(EXERCISE REQUIREMENTS): Search the material below for the string "PIGE" and extract each line that has it.

(WORKING DATA):
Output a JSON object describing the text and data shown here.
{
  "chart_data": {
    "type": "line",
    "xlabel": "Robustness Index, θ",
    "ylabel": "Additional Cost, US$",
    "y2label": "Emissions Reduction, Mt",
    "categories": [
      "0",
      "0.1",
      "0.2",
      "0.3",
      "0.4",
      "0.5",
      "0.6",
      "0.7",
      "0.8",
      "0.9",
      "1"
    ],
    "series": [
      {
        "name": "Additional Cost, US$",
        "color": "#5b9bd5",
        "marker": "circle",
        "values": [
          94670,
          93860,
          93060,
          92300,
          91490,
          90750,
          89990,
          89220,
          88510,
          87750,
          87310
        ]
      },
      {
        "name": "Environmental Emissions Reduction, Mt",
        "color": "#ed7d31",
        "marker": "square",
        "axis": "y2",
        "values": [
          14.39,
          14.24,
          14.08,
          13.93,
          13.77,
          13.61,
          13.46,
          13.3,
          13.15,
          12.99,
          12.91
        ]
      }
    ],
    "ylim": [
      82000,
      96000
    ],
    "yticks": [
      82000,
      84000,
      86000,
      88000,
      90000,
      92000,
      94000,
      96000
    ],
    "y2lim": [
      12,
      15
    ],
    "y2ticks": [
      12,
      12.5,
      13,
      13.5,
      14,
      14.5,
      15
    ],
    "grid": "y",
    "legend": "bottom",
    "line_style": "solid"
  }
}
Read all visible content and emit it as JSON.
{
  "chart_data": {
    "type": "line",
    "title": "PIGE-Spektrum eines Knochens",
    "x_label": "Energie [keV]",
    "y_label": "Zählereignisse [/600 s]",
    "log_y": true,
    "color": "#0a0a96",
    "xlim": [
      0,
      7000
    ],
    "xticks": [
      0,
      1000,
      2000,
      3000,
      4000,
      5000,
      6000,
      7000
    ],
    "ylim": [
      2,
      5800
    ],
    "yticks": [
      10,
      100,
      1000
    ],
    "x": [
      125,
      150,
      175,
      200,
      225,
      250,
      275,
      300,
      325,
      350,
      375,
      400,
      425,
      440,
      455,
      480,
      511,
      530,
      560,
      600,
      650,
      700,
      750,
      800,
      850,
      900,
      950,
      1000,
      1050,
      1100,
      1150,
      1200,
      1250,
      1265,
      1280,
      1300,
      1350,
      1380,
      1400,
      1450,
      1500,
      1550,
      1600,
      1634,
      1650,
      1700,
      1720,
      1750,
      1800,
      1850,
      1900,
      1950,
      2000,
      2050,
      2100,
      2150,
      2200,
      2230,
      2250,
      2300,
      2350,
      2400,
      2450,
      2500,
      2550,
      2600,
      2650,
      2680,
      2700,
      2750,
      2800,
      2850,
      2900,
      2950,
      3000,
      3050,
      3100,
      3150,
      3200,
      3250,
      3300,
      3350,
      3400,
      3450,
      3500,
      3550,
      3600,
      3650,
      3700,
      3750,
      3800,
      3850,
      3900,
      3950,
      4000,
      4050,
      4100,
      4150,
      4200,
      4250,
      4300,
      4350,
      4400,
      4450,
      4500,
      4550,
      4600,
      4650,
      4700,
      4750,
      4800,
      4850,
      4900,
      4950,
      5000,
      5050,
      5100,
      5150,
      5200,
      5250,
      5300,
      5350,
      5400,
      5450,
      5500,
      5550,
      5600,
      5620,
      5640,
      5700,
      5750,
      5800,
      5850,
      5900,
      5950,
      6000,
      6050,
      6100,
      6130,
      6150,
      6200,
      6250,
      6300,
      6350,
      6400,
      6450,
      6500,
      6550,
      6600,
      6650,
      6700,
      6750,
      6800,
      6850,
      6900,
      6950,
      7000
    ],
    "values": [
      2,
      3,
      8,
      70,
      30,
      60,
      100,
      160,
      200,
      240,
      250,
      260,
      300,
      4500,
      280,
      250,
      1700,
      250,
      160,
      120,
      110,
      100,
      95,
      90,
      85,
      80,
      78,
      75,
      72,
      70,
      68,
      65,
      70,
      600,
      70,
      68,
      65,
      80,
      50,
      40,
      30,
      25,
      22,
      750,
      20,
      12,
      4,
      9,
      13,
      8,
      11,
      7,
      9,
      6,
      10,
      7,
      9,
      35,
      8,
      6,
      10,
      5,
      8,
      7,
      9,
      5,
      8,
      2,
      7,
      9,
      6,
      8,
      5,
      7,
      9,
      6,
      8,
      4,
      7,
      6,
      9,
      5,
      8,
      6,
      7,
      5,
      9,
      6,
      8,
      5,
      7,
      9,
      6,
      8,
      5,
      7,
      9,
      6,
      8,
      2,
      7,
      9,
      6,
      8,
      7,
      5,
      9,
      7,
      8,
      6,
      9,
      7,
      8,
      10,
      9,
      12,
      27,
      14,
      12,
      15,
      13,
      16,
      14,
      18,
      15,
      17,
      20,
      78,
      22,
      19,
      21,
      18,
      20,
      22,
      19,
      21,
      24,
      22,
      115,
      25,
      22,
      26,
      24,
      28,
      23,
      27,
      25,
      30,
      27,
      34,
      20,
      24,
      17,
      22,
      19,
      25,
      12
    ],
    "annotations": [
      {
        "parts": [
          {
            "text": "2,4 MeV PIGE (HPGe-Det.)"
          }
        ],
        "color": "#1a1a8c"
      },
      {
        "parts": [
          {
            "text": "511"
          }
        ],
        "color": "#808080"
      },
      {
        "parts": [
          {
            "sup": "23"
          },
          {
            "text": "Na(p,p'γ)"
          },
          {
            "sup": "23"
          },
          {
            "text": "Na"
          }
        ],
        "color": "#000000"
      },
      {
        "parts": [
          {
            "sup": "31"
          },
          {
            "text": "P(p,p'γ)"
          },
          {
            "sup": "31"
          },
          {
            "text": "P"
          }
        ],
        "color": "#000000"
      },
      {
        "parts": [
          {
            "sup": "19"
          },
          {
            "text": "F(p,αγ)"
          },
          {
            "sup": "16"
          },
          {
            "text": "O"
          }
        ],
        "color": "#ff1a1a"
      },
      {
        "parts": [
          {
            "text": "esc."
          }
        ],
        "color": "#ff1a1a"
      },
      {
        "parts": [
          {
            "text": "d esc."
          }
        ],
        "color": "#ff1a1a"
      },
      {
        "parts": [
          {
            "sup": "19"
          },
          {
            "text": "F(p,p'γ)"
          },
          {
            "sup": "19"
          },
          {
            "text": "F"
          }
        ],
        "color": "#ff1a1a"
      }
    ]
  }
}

(RESPONSE BELOW):
    "title": "PIGE-Spektrum eines Knochens",
            "text": "2,4 MeV PIGE (HPGe-Det.)"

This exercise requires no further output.